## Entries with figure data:
□ □ □ □ □
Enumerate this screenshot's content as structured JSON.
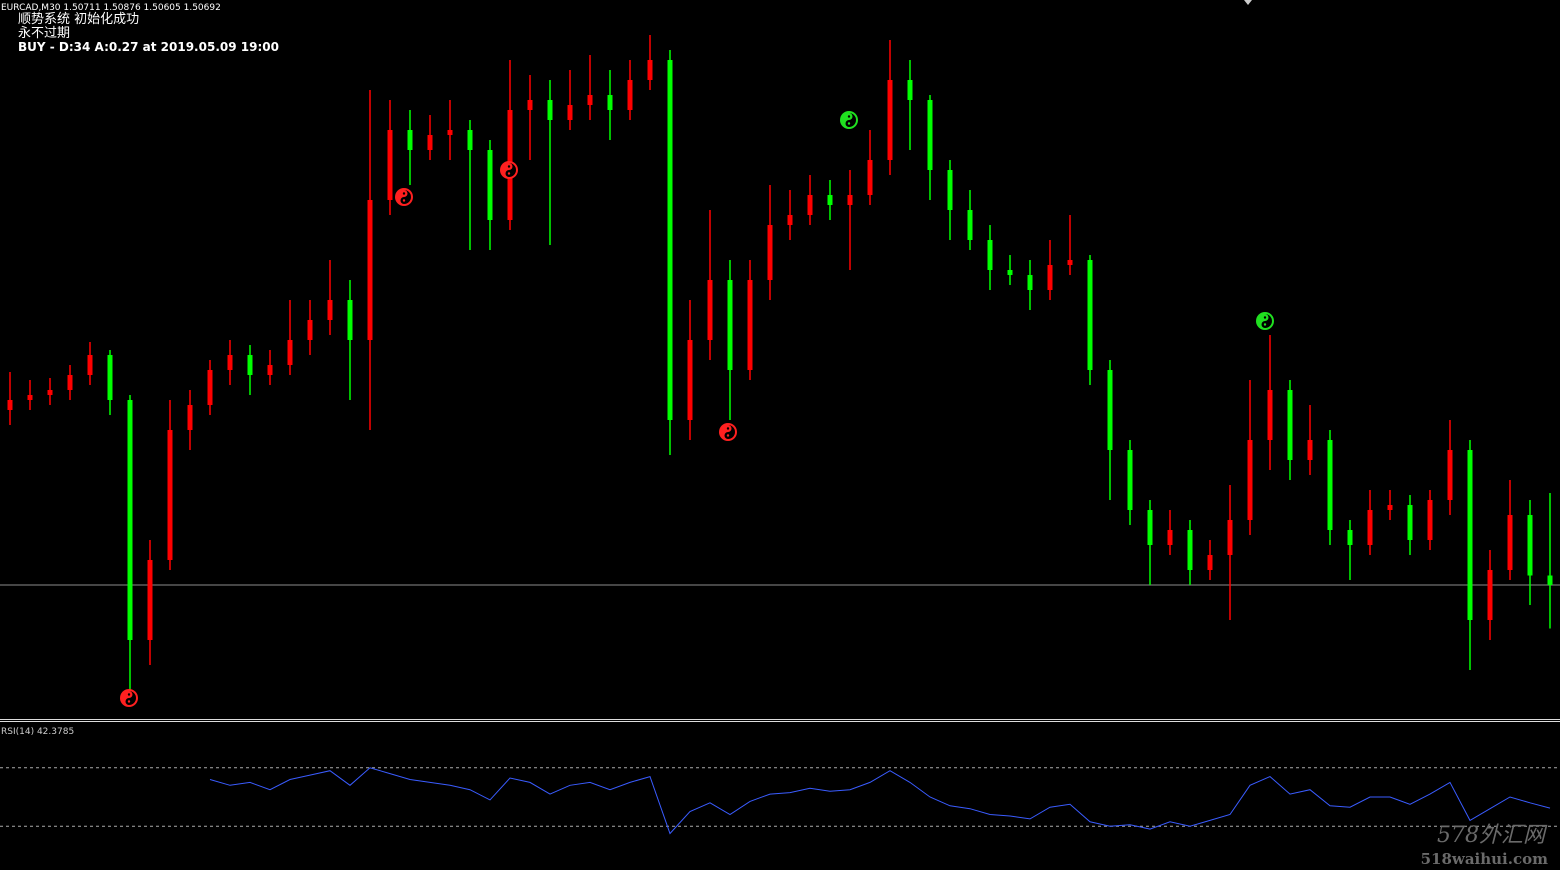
{
  "header": {
    "symbol_line": "EURCAD,M30  1.50711 1.50876 1.50605 1.50692",
    "status": "顺势系统 初始化成功",
    "expiry": "永不过期",
    "signal": "BUY - D:34 A:0.27 at 2019.05.09 19:00"
  },
  "chart_data": [
    {
      "type": "candlestick",
      "up_color": "#ff0000",
      "down_color": "#00ff00",
      "ylim": [
        1.50426,
        1.51862
      ],
      "bid_line": 1.50692,
      "bid_line_color": "#8c8c8c",
      "open": [
        1.51042,
        1.51062,
        1.51072,
        1.51082,
        1.51112,
        1.51152,
        1.51062,
        1.50582,
        1.50742,
        1.51002,
        1.51052,
        1.51122,
        1.51152,
        1.51112,
        1.51132,
        1.51182,
        1.51222,
        1.51262,
        1.51182,
        1.51462,
        1.51602,
        1.51562,
        1.51592,
        1.51602,
        1.51562,
        1.51422,
        1.51642,
        1.51662,
        1.51622,
        1.51652,
        1.51672,
        1.51642,
        1.51702,
        1.51742,
        1.51022,
        1.51182,
        1.51302,
        1.51122,
        1.51302,
        1.51412,
        1.51432,
        1.51472,
        1.51452,
        1.51472,
        1.51542,
        1.51702,
        1.51662,
        1.51522,
        1.51442,
        1.51382,
        1.51322,
        1.51312,
        1.51282,
        1.51332,
        1.51342,
        1.51122,
        1.50962,
        1.50842,
        1.50772,
        1.50802,
        1.50722,
        1.50752,
        1.50822,
        1.50982,
        1.51082,
        1.50942,
        1.50982,
        1.50802,
        1.50772,
        1.50842,
        1.50852,
        1.50782,
        1.50862,
        1.50962,
        1.50622,
        1.50722,
        1.50832,
        1.50711
      ],
      "high": [
        1.51118,
        1.51102,
        1.51106,
        1.51132,
        1.51178,
        1.51162,
        1.51072,
        1.50782,
        1.51062,
        1.51082,
        1.51142,
        1.51182,
        1.51172,
        1.51162,
        1.51262,
        1.51262,
        1.51342,
        1.51302,
        1.51682,
        1.51662,
        1.51642,
        1.51632,
        1.51662,
        1.51622,
        1.51582,
        1.51742,
        1.51712,
        1.51702,
        1.51722,
        1.51752,
        1.51722,
        1.51742,
        1.51792,
        1.51762,
        1.51262,
        1.51442,
        1.51342,
        1.51342,
        1.51492,
        1.51482,
        1.51512,
        1.51502,
        1.51522,
        1.51602,
        1.51782,
        1.51742,
        1.51672,
        1.51542,
        1.51482,
        1.51412,
        1.51352,
        1.51342,
        1.51382,
        1.51432,
        1.51352,
        1.51142,
        1.50982,
        1.50862,
        1.50842,
        1.50822,
        1.50782,
        1.50892,
        1.51102,
        1.51192,
        1.51102,
        1.51052,
        1.51002,
        1.50822,
        1.50882,
        1.50882,
        1.50872,
        1.50882,
        1.51022,
        1.50982,
        1.50762,
        1.50902,
        1.50862,
        1.50876
      ],
      "low": [
        1.51012,
        1.51042,
        1.51052,
        1.51062,
        1.51092,
        1.51032,
        1.50482,
        1.50532,
        1.50722,
        1.50962,
        1.51032,
        1.51092,
        1.51072,
        1.51092,
        1.51112,
        1.51152,
        1.51192,
        1.51062,
        1.51002,
        1.51432,
        1.51492,
        1.51542,
        1.51542,
        1.51362,
        1.51362,
        1.51402,
        1.51542,
        1.51372,
        1.51602,
        1.51622,
        1.51582,
        1.51622,
        1.51682,
        1.50952,
        1.50982,
        1.51142,
        1.51022,
        1.51102,
        1.51262,
        1.51382,
        1.51412,
        1.51422,
        1.51322,
        1.51452,
        1.51512,
        1.51562,
        1.51462,
        1.51382,
        1.51362,
        1.51282,
        1.51292,
        1.51242,
        1.51262,
        1.51312,
        1.51092,
        1.50862,
        1.50812,
        1.50692,
        1.50752,
        1.50692,
        1.50702,
        1.50622,
        1.50792,
        1.50922,
        1.50902,
        1.50912,
        1.50772,
        1.50702,
        1.50752,
        1.50822,
        1.50752,
        1.50762,
        1.50832,
        1.50522,
        1.50582,
        1.50702,
        1.50652,
        1.50605
      ],
      "close": [
        1.51062,
        1.51072,
        1.51082,
        1.51112,
        1.51152,
        1.51062,
        1.50582,
        1.50742,
        1.51002,
        1.51052,
        1.51122,
        1.51152,
        1.51112,
        1.51132,
        1.51182,
        1.51222,
        1.51262,
        1.51182,
        1.51462,
        1.51602,
        1.51562,
        1.51592,
        1.51602,
        1.51562,
        1.51422,
        1.51642,
        1.51662,
        1.51622,
        1.51652,
        1.51672,
        1.51642,
        1.51702,
        1.51742,
        1.51022,
        1.51182,
        1.51302,
        1.51122,
        1.51302,
        1.51412,
        1.51432,
        1.51472,
        1.51452,
        1.51472,
        1.51542,
        1.51702,
        1.51662,
        1.51522,
        1.51442,
        1.51382,
        1.51322,
        1.51312,
        1.51282,
        1.51332,
        1.51342,
        1.51122,
        1.50962,
        1.50842,
        1.50772,
        1.50802,
        1.50722,
        1.50752,
        1.50822,
        1.50982,
        1.51082,
        1.50942,
        1.50982,
        1.50802,
        1.50772,
        1.50842,
        1.50852,
        1.50782,
        1.50862,
        1.50962,
        1.50622,
        1.50722,
        1.50832,
        1.50711,
        1.50692
      ]
    },
    {
      "type": "line",
      "title": "RSI(14) 42.3785",
      "color": "#3a5cff",
      "ylim": [
        0,
        100
      ],
      "levels": [
        30,
        70
      ],
      "values": [
        null,
        null,
        null,
        null,
        null,
        null,
        null,
        null,
        null,
        null,
        62,
        58,
        60,
        55,
        62,
        65,
        68,
        58,
        70,
        66,
        62,
        60,
        58,
        55,
        48,
        63,
        60,
        52,
        58,
        60,
        55,
        60,
        64,
        25,
        40,
        46,
        38,
        47,
        52,
        53,
        56,
        54,
        55,
        60,
        68,
        60,
        50,
        44,
        42,
        38,
        37,
        35,
        43,
        45,
        33,
        30,
        31,
        28,
        33,
        30,
        34,
        38,
        58,
        64,
        52,
        55,
        44,
        43,
        50,
        50,
        45,
        52,
        60,
        34,
        42,
        50,
        46,
        42.3785
      ]
    }
  ],
  "watermark": {
    "brand": "578外汇网",
    "url": "518waihui.com"
  }
}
□ □ □ □ □
## Task description:
Quote each entry above verbatim and drop the pictures.

## Task solution:
Enumerate this screenshot's content as structured JSON.
{
  "header": {
    "symbol_line": "EURCAD,M30  1.50711 1.50876 1.50605 1.50692",
    "status": "顺势系统 初始化成功",
    "expiry": "永不过期",
    "signal": "BUY - D:34 A:0.27 at 2019.05.09 19:00"
  },
  "chart_data": [
    {
      "type": "candlestick",
      "up_color": "#ff0000",
      "down_color": "#00ff00",
      "ylim": [
        1.50426,
        1.51862
      ],
      "bid_line": 1.50692,
      "bid_line_color": "#8c8c8c",
      "open": [
        1.51042,
        1.51062,
        1.51072,
        1.51082,
        1.51112,
        1.51152,
        1.51062,
        1.50582,
        1.50742,
        1.51002,
        1.51052,
        1.51122,
        1.51152,
        1.51112,
        1.51132,
        1.51182,
        1.51222,
        1.51262,
        1.51182,
        1.51462,
        1.51602,
        1.51562,
        1.51592,
        1.51602,
        1.51562,
        1.51422,
        1.51642,
        1.51662,
        1.51622,
        1.51652,
        1.51672,
        1.51642,
        1.51702,
        1.51742,
        1.51022,
        1.51182,
        1.51302,
        1.51122,
        1.51302,
        1.51412,
        1.51432,
        1.51472,
        1.51452,
        1.51472,
        1.51542,
        1.51702,
        1.51662,
        1.51522,
        1.51442,
        1.51382,
        1.51322,
        1.51312,
        1.51282,
        1.51332,
        1.51342,
        1.51122,
        1.50962,
        1.50842,
        1.50772,
        1.50802,
        1.50722,
        1.50752,
        1.50822,
        1.50982,
        1.51082,
        1.50942,
        1.50982,
        1.50802,
        1.50772,
        1.50842,
        1.50852,
        1.50782,
        1.50862,
        1.50962,
        1.50622,
        1.50722,
        1.50832,
        1.50711
      ],
      "high": [
        1.51118,
        1.51102,
        1.51106,
        1.51132,
        1.51178,
        1.51162,
        1.51072,
        1.50782,
        1.51062,
        1.51082,
        1.51142,
        1.51182,
        1.51172,
        1.51162,
        1.51262,
        1.51262,
        1.51342,
        1.51302,
        1.51682,
        1.51662,
        1.51642,
        1.51632,
        1.51662,
        1.51622,
        1.51582,
        1.51742,
        1.51712,
        1.51702,
        1.51722,
        1.51752,
        1.51722,
        1.51742,
        1.51792,
        1.51762,
        1.51262,
        1.51442,
        1.51342,
        1.51342,
        1.51492,
        1.51482,
        1.51512,
        1.51502,
        1.51522,
        1.51602,
        1.51782,
        1.51742,
        1.51672,
        1.51542,
        1.51482,
        1.51412,
        1.51352,
        1.51342,
        1.51382,
        1.51432,
        1.51352,
        1.51142,
        1.50982,
        1.50862,
        1.50842,
        1.50822,
        1.50782,
        1.50892,
        1.51102,
        1.51192,
        1.51102,
        1.51052,
        1.51002,
        1.50822,
        1.50882,
        1.50882,
        1.50872,
        1.50882,
        1.51022,
        1.50982,
        1.50762,
        1.50902,
        1.50862,
        1.50876
      ],
      "low": [
        1.51012,
        1.51042,
        1.51052,
        1.51062,
        1.51092,
        1.51032,
        1.50482,
        1.50532,
        1.50722,
        1.50962,
        1.51032,
        1.51092,
        1.51072,
        1.51092,
        1.51112,
        1.51152,
        1.51192,
        1.51062,
        1.51002,
        1.51432,
        1.51492,
        1.51542,
        1.51542,
        1.51362,
        1.51362,
        1.51402,
        1.51542,
        1.51372,
        1.51602,
        1.51622,
        1.51582,
        1.51622,
        1.51682,
        1.50952,
        1.50982,
        1.51142,
        1.51022,
        1.51102,
        1.51262,
        1.51382,
        1.51412,
        1.51422,
        1.51322,
        1.51452,
        1.51512,
        1.51562,
        1.51462,
        1.51382,
        1.51362,
        1.51282,
        1.51292,
        1.51242,
        1.51262,
        1.51312,
        1.51092,
        1.50862,
        1.50812,
        1.50692,
        1.50752,
        1.50692,
        1.50702,
        1.50622,
        1.50792,
        1.50922,
        1.50902,
        1.50912,
        1.50772,
        1.50702,
        1.50752,
        1.50822,
        1.50752,
        1.50762,
        1.50832,
        1.50522,
        1.50582,
        1.50702,
        1.50652,
        1.50605
      ],
      "close": [
        1.51062,
        1.51072,
        1.51082,
        1.51112,
        1.51152,
        1.51062,
        1.50582,
        1.50742,
        1.51002,
        1.51052,
        1.51122,
        1.51152,
        1.51112,
        1.51132,
        1.51182,
        1.51222,
        1.51262,
        1.51182,
        1.51462,
        1.51602,
        1.51562,
        1.51592,
        1.51602,
        1.51562,
        1.51422,
        1.51642,
        1.51662,
        1.51622,
        1.51652,
        1.51672,
        1.51642,
        1.51702,
        1.51742,
        1.51022,
        1.51182,
        1.51302,
        1.51122,
        1.51302,
        1.51412,
        1.51432,
        1.51472,
        1.51452,
        1.51472,
        1.51542,
        1.51702,
        1.51662,
        1.51522,
        1.51442,
        1.51382,
        1.51322,
        1.51312,
        1.51282,
        1.51332,
        1.51342,
        1.51122,
        1.50962,
        1.50842,
        1.50772,
        1.50802,
        1.50722,
        1.50752,
        1.50822,
        1.50982,
        1.51082,
        1.50942,
        1.50982,
        1.50802,
        1.50772,
        1.50842,
        1.50852,
        1.50782,
        1.50862,
        1.50962,
        1.50622,
        1.50722,
        1.50832,
        1.50711,
        1.50692
      ]
    },
    {
      "type": "line",
      "title": "RSI(14) 42.3785",
      "color": "#3a5cff",
      "ylim": [
        0,
        100
      ],
      "levels": [
        30,
        70
      ],
      "values": [
        null,
        null,
        null,
        null,
        null,
        null,
        null,
        null,
        null,
        null,
        62,
        58,
        60,
        55,
        62,
        65,
        68,
        58,
        70,
        66,
        62,
        60,
        58,
        55,
        48,
        63,
        60,
        52,
        58,
        60,
        55,
        60,
        64,
        25,
        40,
        46,
        38,
        47,
        52,
        53,
        56,
        54,
        55,
        60,
        68,
        60,
        50,
        44,
        42,
        38,
        37,
        35,
        43,
        45,
        33,
        30,
        31,
        28,
        33,
        30,
        34,
        38,
        58,
        64,
        52,
        55,
        44,
        43,
        50,
        50,
        45,
        52,
        60,
        34,
        42,
        50,
        46,
        42.3785
      ]
    }
  ],
  "watermark": {
    "brand": "578外汇网",
    "url": "518waihui.com"
  }
}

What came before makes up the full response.